Data items:
## start
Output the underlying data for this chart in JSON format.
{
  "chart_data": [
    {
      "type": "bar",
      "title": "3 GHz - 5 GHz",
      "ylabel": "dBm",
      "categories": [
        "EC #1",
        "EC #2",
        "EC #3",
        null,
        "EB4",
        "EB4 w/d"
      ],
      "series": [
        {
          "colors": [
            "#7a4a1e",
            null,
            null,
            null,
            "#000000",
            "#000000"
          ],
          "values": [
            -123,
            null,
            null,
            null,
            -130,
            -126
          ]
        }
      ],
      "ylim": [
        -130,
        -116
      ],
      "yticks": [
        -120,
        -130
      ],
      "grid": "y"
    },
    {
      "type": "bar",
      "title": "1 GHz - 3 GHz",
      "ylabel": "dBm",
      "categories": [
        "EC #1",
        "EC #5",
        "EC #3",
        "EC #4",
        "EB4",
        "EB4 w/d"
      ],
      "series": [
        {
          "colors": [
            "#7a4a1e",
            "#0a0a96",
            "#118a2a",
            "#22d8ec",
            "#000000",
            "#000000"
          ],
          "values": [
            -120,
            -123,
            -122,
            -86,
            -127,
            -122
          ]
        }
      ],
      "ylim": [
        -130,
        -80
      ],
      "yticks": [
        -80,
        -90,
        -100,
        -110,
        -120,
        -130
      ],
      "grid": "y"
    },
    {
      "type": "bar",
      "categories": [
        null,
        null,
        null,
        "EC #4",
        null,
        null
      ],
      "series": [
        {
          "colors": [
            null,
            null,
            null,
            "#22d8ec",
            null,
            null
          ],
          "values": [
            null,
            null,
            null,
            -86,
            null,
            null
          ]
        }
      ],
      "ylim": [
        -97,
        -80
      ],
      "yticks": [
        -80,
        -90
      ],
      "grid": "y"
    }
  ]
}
## end
What you have to do:
Write out all the entries exactly.

Output of the exercise:
Output the underlying data for this chart in JSON format.
{
  "chart_data": [
    {
      "type": "bar",
      "title": "3 GHz - 5 GHz",
      "ylabel": "dBm",
      "categories": [
        "EC #1",
        "EC #2",
        "EC #3",
        null,
        "EB4",
        "EB4 w/d"
      ],
      "series": [
        {
          "colors": [
            "#7a4a1e",
            null,
            null,
            null,
            "#000000",
            "#000000"
          ],
          "values": [
            -123,
            null,
            null,
            null,
            -130,
            -126
          ]
        }
      ],
      "ylim": [
        -130,
        -116
      ],
      "yticks": [
        -120,
        -130
      ],
      "grid": "y"
    },
    {
      "type": "bar",
      "title": "1 GHz - 3 GHz",
      "ylabel": "dBm",
      "categories": [
        "EC #1",
        "EC #5",
        "EC #3",
        "EC #4",
        "EB4",
        "EB4 w/d"
      ],
      "series": [
        {
          "colors": [
            "#7a4a1e",
            "#0a0a96",
            "#118a2a",
            "#22d8ec",
            "#000000",
            "#000000"
          ],
          "values": [
            -120,
            -123,
            -122,
            -86,
            -127,
            -122
          ]
        }
      ],
      "ylim": [
        -130,
        -80
      ],
      "yticks": [
        -80,
        -90,
        -100,
        -110,
        -120,
        -130
      ],
      "grid": "y"
    },
    {
      "type": "bar",
      "categories": [
        null,
        null,
        null,
        "EC #4",
        null,
        null
      ],
      "series": [
        {
          "colors": [
            null,
            null,
            null,
            "#22d8ec",
            null,
            null
          ],
          "values": [
            null,
            null,
            null,
            -86,
            null,
            null
          ]
        }
      ],
      "ylim": [
        -97,
        -80
      ],
      "yticks": [
        -80,
        -90
      ],
      "grid": "y"
    }
  ]
}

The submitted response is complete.